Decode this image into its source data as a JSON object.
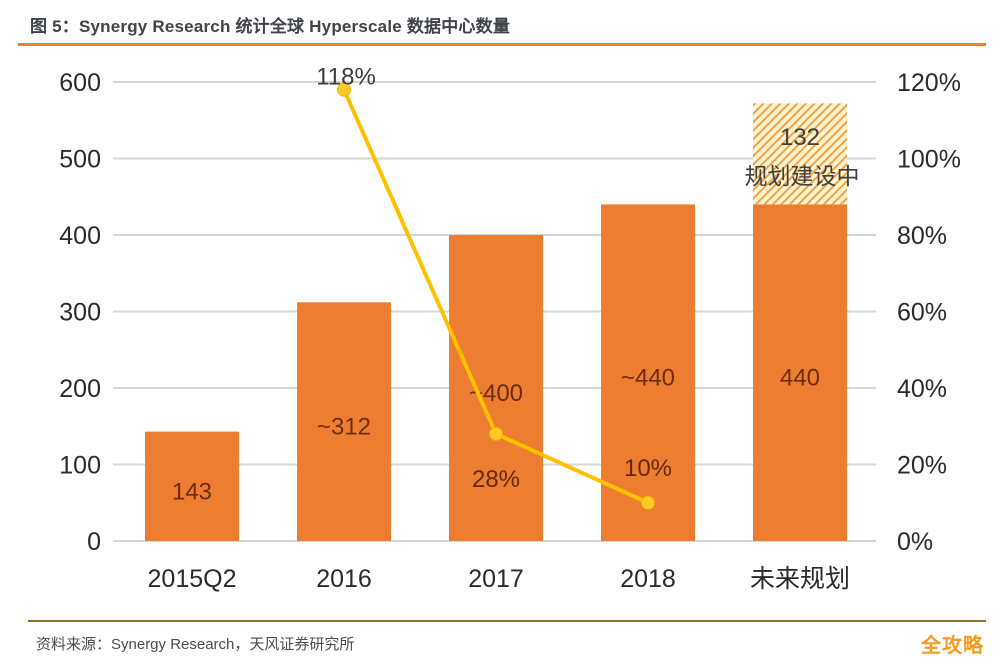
{
  "header": {
    "title": "图 5：Synergy Research 统计全球 Hyperscale 数据中心数量"
  },
  "footer": {
    "source": "资料来源：Synergy Research，天风证券研究所",
    "logo": "全攻略"
  },
  "colors": {
    "bar": "#ED7D31",
    "bar_label": "#6F2D10",
    "line": "#FFC000",
    "line_marker_fill": "#FFC926",
    "line_marker_edge": "#EFB000",
    "line_label_outside": "#3D3D3D",
    "line_label_inside": "#64290E",
    "hatch_bg": "#FEF3CC",
    "hatch_stroke": "#ECA44D",
    "hatch_label": "#3F3F3F",
    "grid": "#D6D6D6",
    "axis_text": "#2B2B2B",
    "title_rule": "#E8822D",
    "footer_rule": "#8C7434",
    "source_text": "#4D4D4D",
    "logo": "#F59B22"
  },
  "chart_data": {
    "type": "bar",
    "subtype": "bar+line combo, dual axis",
    "title": "图 5：Synergy Research 统计全球 Hyperscale 数据中心数量",
    "categories": [
      "2015Q2",
      "2016",
      "2017",
      "2018",
      "未来规划"
    ],
    "series": [
      {
        "name": "bars",
        "type": "bar",
        "axis": "left",
        "values": [
          143,
          312,
          400,
          440,
          440
        ],
        "labels": [
          "143",
          "~312",
          "~400",
          "~440",
          "440"
        ]
      },
      {
        "name": "planned-extra",
        "type": "bar-stacked-hatched",
        "axis": "left",
        "stack_on_category": "未来规划",
        "value": 132,
        "value_label": "132",
        "text_label": "规划建设中"
      },
      {
        "name": "growth-line",
        "type": "line",
        "axis": "right",
        "points": [
          {
            "category": "2016",
            "value": 118,
            "label": "118%"
          },
          {
            "category": "2017",
            "value": 28,
            "label": "28%"
          },
          {
            "category": "2018",
            "value": 10,
            "label": "10%"
          }
        ]
      }
    ],
    "left_axis": {
      "min": 0,
      "max": 600,
      "step": 100,
      "tick_labels": [
        "0",
        "100",
        "200",
        "300",
        "400",
        "500",
        "600"
      ]
    },
    "right_axis": {
      "min": 0,
      "max": 120,
      "step": 20,
      "tick_labels": [
        "0%",
        "20%",
        "40%",
        "60%",
        "80%",
        "100%",
        "120%"
      ]
    },
    "grid": true,
    "legend": "none"
  }
}
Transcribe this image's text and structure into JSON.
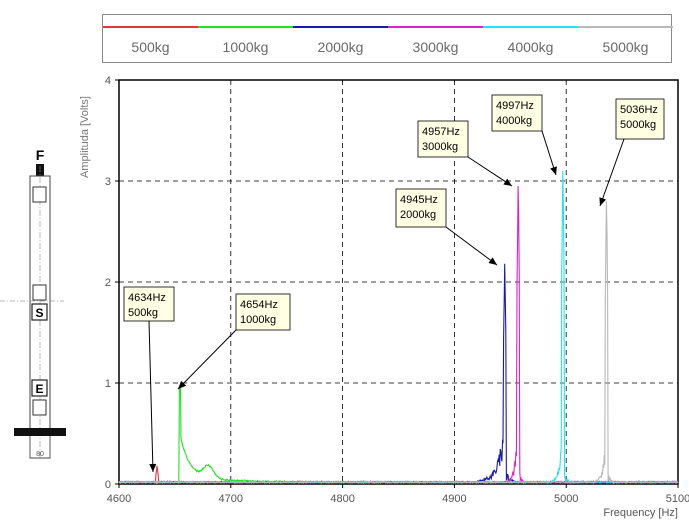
{
  "legend": [
    {
      "label": "500kg",
      "color": "#e8323c"
    },
    {
      "label": "1000kg",
      "color": "#22e022"
    },
    {
      "label": "2000kg",
      "color": "#1a1aa8"
    },
    {
      "label": "3000kg",
      "color": "#e020c8"
    },
    {
      "label": "4000kg",
      "color": "#22e4f0"
    },
    {
      "label": "5000kg",
      "color": "#b8b8b8"
    }
  ],
  "diagram": {
    "force_label": "F",
    "label_s": "S",
    "label_e": "E",
    "dimension": "80"
  },
  "chart_data": {
    "type": "line",
    "xlabel": "Frequency [Hz]",
    "ylabel": "Amplituda [Volts]",
    "xlim": [
      4600,
      5100
    ],
    "ylim": [
      0,
      4
    ],
    "x_ticks": [
      4600,
      4700,
      4800,
      4900,
      5000,
      5100
    ],
    "y_ticks": [
      0,
      1,
      2,
      3,
      4
    ],
    "grid": true,
    "legend_position": "top",
    "series": [
      {
        "name": "500kg",
        "color": "#e8323c",
        "peak_hz": 4634,
        "peak_amplitude": 0.18
      },
      {
        "name": "1000kg",
        "color": "#22e022",
        "peak_hz": 4654,
        "peak_amplitude": 0.95
      },
      {
        "name": "2000kg",
        "color": "#1a1aa8",
        "peak_hz": 4945,
        "peak_amplitude": 2.18
      },
      {
        "name": "3000kg",
        "color": "#e020c8",
        "peak_hz": 4957,
        "peak_amplitude": 2.95
      },
      {
        "name": "4000kg",
        "color": "#22e4f0",
        "peak_hz": 4997,
        "peak_amplitude": 3.1
      },
      {
        "name": "5000kg",
        "color": "#b8b8b8",
        "peak_hz": 5036,
        "peak_amplitude": 2.8
      }
    ],
    "annotations": [
      {
        "line1": "4634Hz",
        "line2": "500kg",
        "x": 4634,
        "y": 0.12
      },
      {
        "line1": "4654Hz",
        "line2": "1000kg",
        "x": 4654,
        "y": 0.93
      },
      {
        "line1": "4945Hz",
        "line2": "2000kg",
        "x": 4945,
        "y": 2.18
      },
      {
        "line1": "4957Hz",
        "line2": "3000kg",
        "x": 4957,
        "y": 2.95
      },
      {
        "line1": "4997Hz",
        "line2": "4000kg",
        "x": 4997,
        "y": 3.08
      },
      {
        "line1": "5036Hz",
        "line2": "5000kg",
        "x": 5036,
        "y": 2.78
      }
    ]
  }
}
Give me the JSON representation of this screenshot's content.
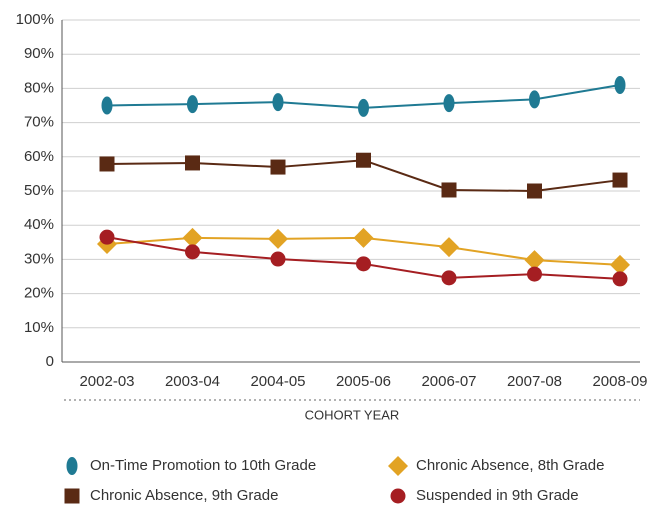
{
  "chart_data": {
    "type": "line",
    "x_label": "COHORT YEAR",
    "categories": [
      "2002-03",
      "2003-04",
      "2004-05",
      "2005-06",
      "2006-07",
      "2007-08",
      "2008-09"
    ],
    "series": [
      {
        "name": "On-Time Promotion to 10th Grade",
        "color": "#1f7a93",
        "marker": "ellipse",
        "values": [
          75,
          75.4,
          76,
          74.3,
          75.7,
          76.8,
          81
        ]
      },
      {
        "name": "Chronic Absence, 8th Grade",
        "color": "#e2a324",
        "marker": "diamond",
        "values": [
          34.5,
          36.3,
          36,
          36.3,
          33.6,
          29.8,
          28.4
        ]
      },
      {
        "name": "Chronic Absence, 9th Grade",
        "color": "#5a2a14",
        "marker": "square",
        "values": [
          57.9,
          58.2,
          57,
          59,
          50.3,
          50,
          53.2
        ]
      },
      {
        "name": "Suspended in 9th Grade",
        "color": "#a51e22",
        "marker": "circle",
        "values": [
          36.5,
          32.2,
          30.1,
          28.7,
          24.6,
          25.7,
          24.3
        ]
      }
    ],
    "ylim": [
      0,
      100
    ],
    "yticks": [
      0,
      {
        "value": 10,
        "label": "10%"
      },
      {
        "value": 20,
        "label": "20%"
      },
      {
        "value": 30,
        "label": "30%"
      },
      {
        "value": 40,
        "label": "40%"
      },
      {
        "value": 50,
        "label": "50%"
      },
      {
        "value": 60,
        "label": "60%"
      },
      {
        "value": 70,
        "label": "70%"
      },
      {
        "value": 80,
        "label": "80%"
      },
      {
        "value": 90,
        "label": "90%"
      },
      {
        "value": 100,
        "label": "100%"
      }
    ],
    "grid": true
  }
}
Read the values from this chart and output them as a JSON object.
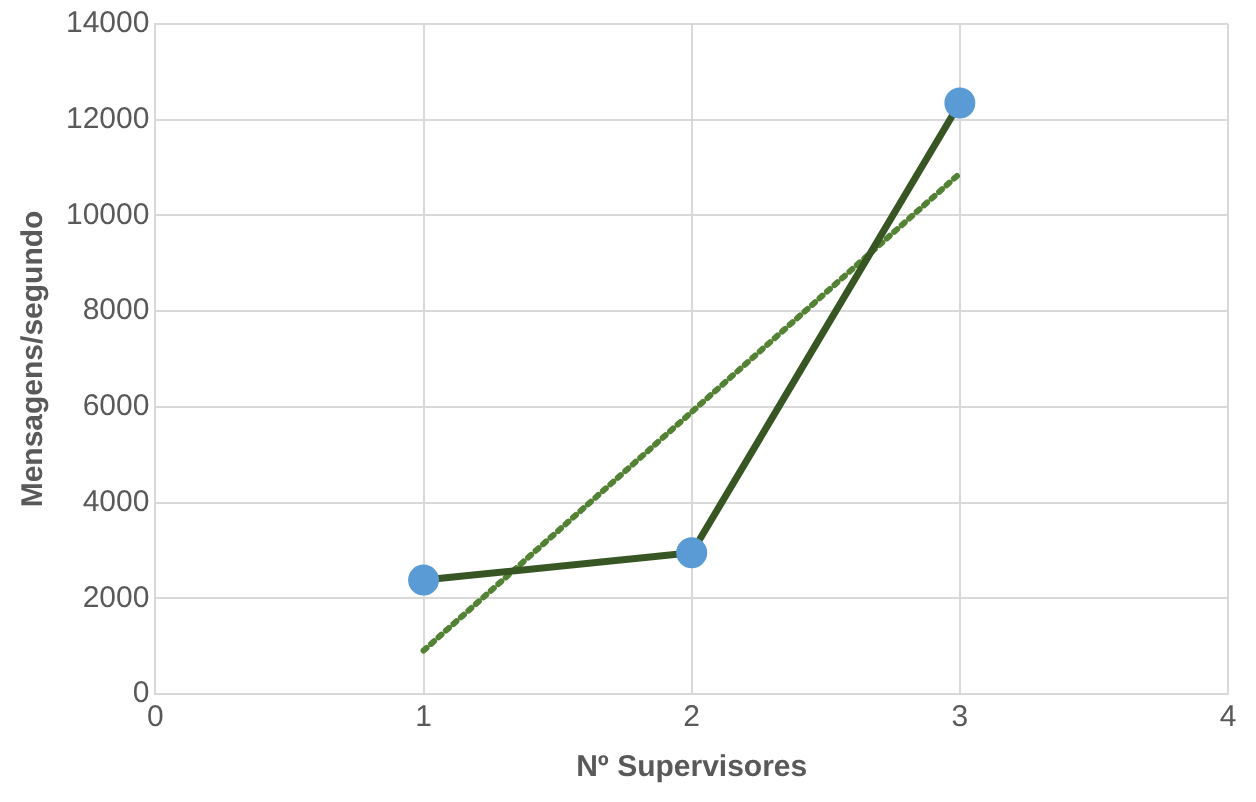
{
  "chart_data": {
    "type": "line",
    "xlabel": "Nº Supervisores",
    "ylabel": "Mensagens/segundo",
    "xlim": [
      0,
      4
    ],
    "xticks": [
      0,
      1,
      2,
      3,
      4
    ],
    "ylim": [
      0,
      14000
    ],
    "yticks": [
      0,
      2000,
      4000,
      6000,
      8000,
      10000,
      12000,
      14000
    ],
    "grid": true,
    "legend": false,
    "marker": "circle",
    "line_style": "solid",
    "series": [
      {
        "x": [
          1,
          2,
          3
        ],
        "values": [
          2380,
          2950,
          12350
        ],
        "color": "#375623",
        "colors": [
          "#5b9bd5",
          "#5b9bd5",
          "#5b9bd5"
        ]
      },
      {
        "type": "line",
        "x": [
          1,
          3
        ],
        "values": [
          908,
          10878
        ],
        "color": "#548235",
        "marker": "none",
        "line_style": "dotted"
      }
    ]
  }
}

····················

## Task brief
Quote the records above in full, dropping each picture.

## Written reply
Decode this image into its source data as a JSON object.
{
  "header": {
    "title": "图 5：Synergy Research 统计全球 Hyperscale 数据中心数量"
  },
  "footer": {
    "source": "资料来源：Synergy Research，天风证券研究所",
    "logo": "全攻略"
  },
  "colors": {
    "bar": "#ED7D31",
    "bar_label": "#6F2D10",
    "line": "#FFC000",
    "line_marker_fill": "#FFC926",
    "line_marker_edge": "#EFB000",
    "line_label_outside": "#3D3D3D",
    "line_label_inside": "#64290E",
    "hatch_bg": "#FEF3CC",
    "hatch_stroke": "#ECA44D",
    "hatch_label": "#3F3F3F",
    "grid": "#D6D6D6",
    "axis_text": "#2B2B2B",
    "title_rule": "#E8822D",
    "footer_rule": "#8C7434",
    "source_text": "#4D4D4D",
    "logo": "#F59B22"
  },
  "chart_data": {
    "type": "bar",
    "subtype": "bar+line combo, dual axis",
    "title": "图 5：Synergy Research 统计全球 Hyperscale 数据中心数量",
    "categories": [
      "2015Q2",
      "2016",
      "2017",
      "2018",
      "未来规划"
    ],
    "series": [
      {
        "name": "bars",
        "type": "bar",
        "axis": "left",
        "values": [
          143,
          312,
          400,
          440,
          440
        ],
        "labels": [
          "143",
          "~312",
          "~400",
          "~440",
          "440"
        ]
      },
      {
        "name": "planned-extra",
        "type": "bar-stacked-hatched",
        "axis": "left",
        "stack_on_category": "未来规划",
        "value": 132,
        "value_label": "132",
        "text_label": "规划建设中"
      },
      {
        "name": "growth-line",
        "type": "line",
        "axis": "right",
        "points": [
          {
            "category": "2016",
            "value": 118,
            "label": "118%"
          },
          {
            "category": "2017",
            "value": 28,
            "label": "28%"
          },
          {
            "category": "2018",
            "value": 10,
            "label": "10%"
          }
        ]
      }
    ],
    "left_axis": {
      "min": 0,
      "max": 600,
      "step": 100,
      "tick_labels": [
        "0",
        "100",
        "200",
        "300",
        "400",
        "500",
        "600"
      ]
    },
    "right_axis": {
      "min": 0,
      "max": 120,
      "step": 20,
      "tick_labels": [
        "0%",
        "20%",
        "40%",
        "60%",
        "80%",
        "100%",
        "120%"
      ]
    },
    "grid": true,
    "legend": "none"
  }
}
Transcribe this image's text and structure into JSON.
{
  "legend": [
    {
      "label": "500kg",
      "color": "#e8323c"
    },
    {
      "label": "1000kg",
      "color": "#22e022"
    },
    {
      "label": "2000kg",
      "color": "#1a1aa8"
    },
    {
      "label": "3000kg",
      "color": "#e020c8"
    },
    {
      "label": "4000kg",
      "color": "#22e4f0"
    },
    {
      "label": "5000kg",
      "color": "#b8b8b8"
    }
  ],
  "diagram": {
    "force_label": "F",
    "label_s": "S",
    "label_e": "E",
    "dimension": "80"
  },
  "chart_data": {
    "type": "line",
    "xlabel": "Frequency [Hz]",
    "ylabel": "Amplituda [Volts]",
    "xlim": [
      4600,
      5100
    ],
    "ylim": [
      0,
      4
    ],
    "x_ticks": [
      4600,
      4700,
      4800,
      4900,
      5000,
      5100
    ],
    "y_ticks": [
      0,
      1,
      2,
      3,
      4
    ],
    "grid": true,
    "legend_position": "top",
    "series": [
      {
        "name": "500kg",
        "color": "#e8323c",
        "peak_hz": 4634,
        "peak_amplitude": 0.18
      },
      {
        "name": "1000kg",
        "color": "#22e022",
        "peak_hz": 4654,
        "peak_amplitude": 0.95
      },
      {
        "name": "2000kg",
        "color": "#1a1aa8",
        "peak_hz": 4945,
        "peak_amplitude": 2.18
      },
      {
        "name": "3000kg",
        "color": "#e020c8",
        "peak_hz": 4957,
        "peak_amplitude": 2.95
      },
      {
        "name": "4000kg",
        "color": "#22e4f0",
        "peak_hz": 4997,
        "peak_amplitude": 3.1
      },
      {
        "name": "5000kg",
        "color": "#b8b8b8",
        "peak_hz": 5036,
        "peak_amplitude": 2.8
      }
    ],
    "annotations": [
      {
        "line1": "4634Hz",
        "line2": "500kg",
        "x": 4634,
        "y": 0.12
      },
      {
        "line1": "4654Hz",
        "line2": "1000kg",
        "x": 4654,
        "y": 0.93
      },
      {
        "line1": "4945Hz",
        "line2": "2000kg",
        "x": 4945,
        "y": 2.18
      },
      {
        "line1": "4957Hz",
        "line2": "3000kg",
        "x": 4957,
        "y": 2.95
      },
      {
        "line1": "4997Hz",
        "line2": "4000kg",
        "x": 4997,
        "y": 3.08
      },
      {
        "line1": "5036Hz",
        "line2": "5000kg",
        "x": 5036,
        "y": 2.78
      }
    ]
  }
}
Give me the JSON representation of this screenshot's content.
{
  "chart_data": {
    "type": "line",
    "x_label": "COHORT YEAR",
    "categories": [
      "2002-03",
      "2003-04",
      "2004-05",
      "2005-06",
      "2006-07",
      "2007-08",
      "2008-09"
    ],
    "series": [
      {
        "name": "On-Time Promotion to 10th Grade",
        "color": "#1f7a93",
        "marker": "ellipse",
        "values": [
          75,
          75.4,
          76,
          74.3,
          75.7,
          76.8,
          81
        ]
      },
      {
        "name": "Chronic Absence, 8th Grade",
        "color": "#e2a324",
        "marker": "diamond",
        "values": [
          34.5,
          36.3,
          36,
          36.3,
          33.6,
          29.8,
          28.4
        ]
      },
      {
        "name": "Chronic Absence, 9th Grade",
        "color": "#5a2a14",
        "marker": "square",
        "values": [
          57.9,
          58.2,
          57,
          59,
          50.3,
          50,
          53.2
        ]
      },
      {
        "name": "Suspended in 9th Grade",
        "color": "#a51e22",
        "marker": "circle",
        "values": [
          36.5,
          32.2,
          30.1,
          28.7,
          24.6,
          25.7,
          24.3
        ]
      }
    ],
    "ylim": [
      0,
      100
    ],
    "yticks": [
      0,
      {
        "value": 10,
        "label": "10%"
      },
      {
        "value": 20,
        "label": "20%"
      },
      {
        "value": 30,
        "label": "30%"
      },
      {
        "value": 40,
        "label": "40%"
      },
      {
        "value": 50,
        "label": "50%"
      },
      {
        "value": 60,
        "label": "60%"
      },
      {
        "value": 70,
        "label": "70%"
      },
      {
        "value": 80,
        "label": "80%"
      },
      {
        "value": 90,
        "label": "90%"
      },
      {
        "value": 100,
        "label": "100%"
      }
    ],
    "grid": true
  }
}
Read the values from this chart and output them as a JSON object.
{
  "chart_data": {
    "type": "line",
    "xlabel": "Nº Supervisores",
    "ylabel": "Mensagens/segundo",
    "xlim": [
      0,
      4
    ],
    "xticks": [
      0,
      1,
      2,
      3,
      4
    ],
    "ylim": [
      0,
      14000
    ],
    "yticks": [
      0,
      2000,
      4000,
      6000,
      8000,
      10000,
      12000,
      14000
    ],
    "grid": true,
    "legend": false,
    "marker": "circle",
    "line_style": "solid",
    "series": [
      {
        "x": [
          1,
          2,
          3
        ],
        "values": [
          2380,
          2950,
          12350
        ],
        "color": "#375623",
        "colors": [
          "#5b9bd5",
          "#5b9bd5",
          "#5b9bd5"
        ]
      },
      {
        "type": "line",
        "x": [
          1,
          3
        ],
        "values": [
          908,
          10878
        ],
        "color": "#548235",
        "marker": "none",
        "line_style": "dotted"
      }
    ]
  }
}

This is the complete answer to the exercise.